> TASK TO COMPLETE
Copy out each line below that has the word "title" in it.

Records excerpted from a collection
■ ■ ■ ■ ■ ■ ■
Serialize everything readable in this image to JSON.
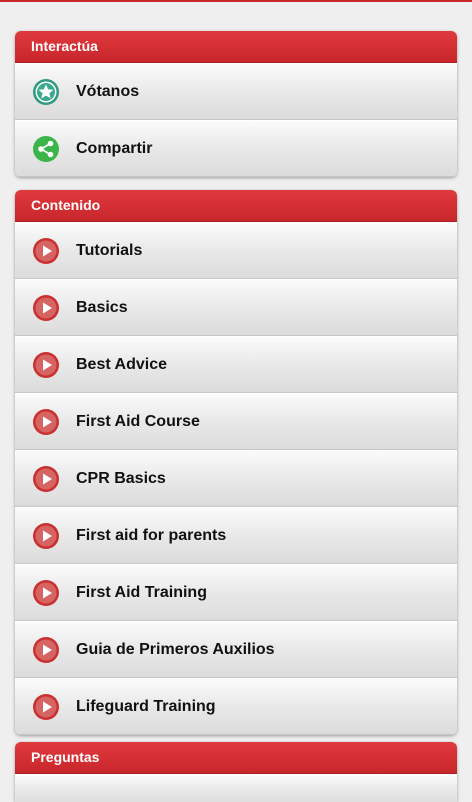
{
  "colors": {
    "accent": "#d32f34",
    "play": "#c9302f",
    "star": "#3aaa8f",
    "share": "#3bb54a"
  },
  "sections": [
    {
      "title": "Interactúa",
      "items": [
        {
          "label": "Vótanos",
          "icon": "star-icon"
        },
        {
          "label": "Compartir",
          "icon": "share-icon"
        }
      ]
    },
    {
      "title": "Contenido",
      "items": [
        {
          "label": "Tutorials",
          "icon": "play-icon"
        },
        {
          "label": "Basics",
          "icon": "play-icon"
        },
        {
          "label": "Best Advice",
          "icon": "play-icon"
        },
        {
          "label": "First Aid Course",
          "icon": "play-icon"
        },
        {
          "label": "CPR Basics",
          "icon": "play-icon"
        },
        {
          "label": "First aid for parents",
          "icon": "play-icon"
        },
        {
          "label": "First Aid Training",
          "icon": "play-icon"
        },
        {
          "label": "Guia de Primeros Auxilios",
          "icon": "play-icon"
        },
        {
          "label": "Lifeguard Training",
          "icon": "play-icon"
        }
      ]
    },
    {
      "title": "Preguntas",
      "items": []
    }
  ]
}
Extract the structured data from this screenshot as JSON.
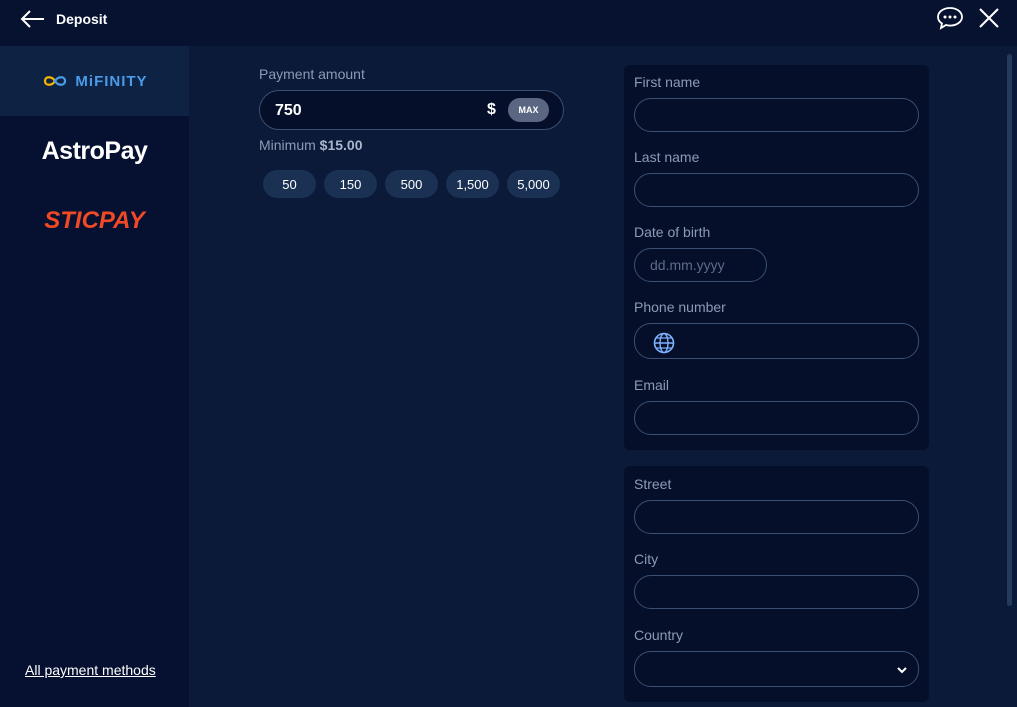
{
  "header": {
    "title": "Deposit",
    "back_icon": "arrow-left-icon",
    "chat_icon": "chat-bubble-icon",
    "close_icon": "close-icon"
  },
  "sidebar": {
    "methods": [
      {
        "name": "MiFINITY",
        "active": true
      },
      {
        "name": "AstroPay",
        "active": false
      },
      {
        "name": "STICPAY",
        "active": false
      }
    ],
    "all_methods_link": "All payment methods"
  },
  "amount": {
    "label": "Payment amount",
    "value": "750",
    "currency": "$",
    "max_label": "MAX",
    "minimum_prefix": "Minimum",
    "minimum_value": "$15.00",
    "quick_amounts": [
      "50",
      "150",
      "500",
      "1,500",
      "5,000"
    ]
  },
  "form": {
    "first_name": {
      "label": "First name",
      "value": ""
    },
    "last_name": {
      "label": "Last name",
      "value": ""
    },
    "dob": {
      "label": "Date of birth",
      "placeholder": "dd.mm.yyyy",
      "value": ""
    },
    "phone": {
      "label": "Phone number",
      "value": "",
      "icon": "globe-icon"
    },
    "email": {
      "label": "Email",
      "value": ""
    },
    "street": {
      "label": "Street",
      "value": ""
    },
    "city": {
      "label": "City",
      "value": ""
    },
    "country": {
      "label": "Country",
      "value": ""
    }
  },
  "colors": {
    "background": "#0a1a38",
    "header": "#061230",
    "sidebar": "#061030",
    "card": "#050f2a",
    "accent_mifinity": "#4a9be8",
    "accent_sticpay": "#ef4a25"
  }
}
■ ■ ■ ■ ■ ■ ■
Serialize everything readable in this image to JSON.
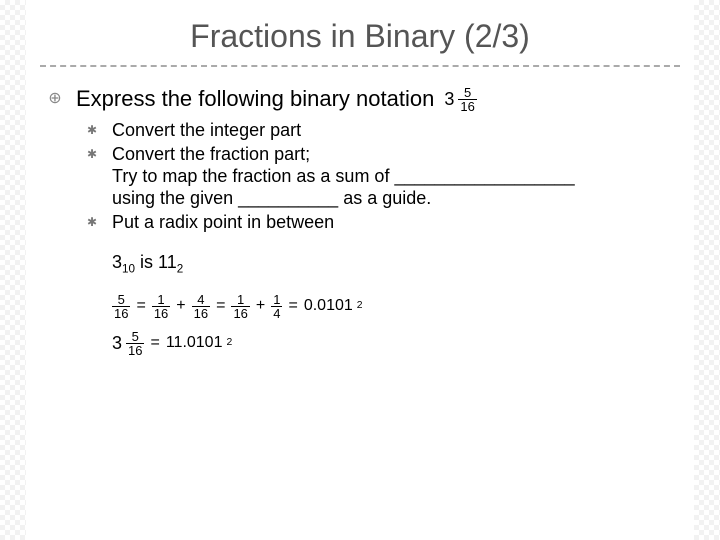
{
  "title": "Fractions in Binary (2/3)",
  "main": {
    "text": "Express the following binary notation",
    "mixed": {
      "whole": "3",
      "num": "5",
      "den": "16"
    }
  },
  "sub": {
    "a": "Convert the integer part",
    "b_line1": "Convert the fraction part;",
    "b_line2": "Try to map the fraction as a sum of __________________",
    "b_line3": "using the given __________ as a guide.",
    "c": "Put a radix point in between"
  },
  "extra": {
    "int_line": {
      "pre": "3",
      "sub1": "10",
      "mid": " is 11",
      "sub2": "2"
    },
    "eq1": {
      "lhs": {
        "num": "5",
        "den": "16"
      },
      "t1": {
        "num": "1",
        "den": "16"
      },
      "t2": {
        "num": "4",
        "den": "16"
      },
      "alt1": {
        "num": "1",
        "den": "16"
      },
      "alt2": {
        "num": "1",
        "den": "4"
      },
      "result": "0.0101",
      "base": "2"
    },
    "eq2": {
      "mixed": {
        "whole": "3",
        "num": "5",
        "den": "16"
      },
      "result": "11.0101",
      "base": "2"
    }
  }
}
■ ■ ■ ■ ■ ■ ■
> PROBLEM SOLUTION
      "title": "Interactúa",
      "title": "Contenido",
      "title": "Preguntas",
    "title": "Deposit",
  "title": "Fractions in Binary (2/3)",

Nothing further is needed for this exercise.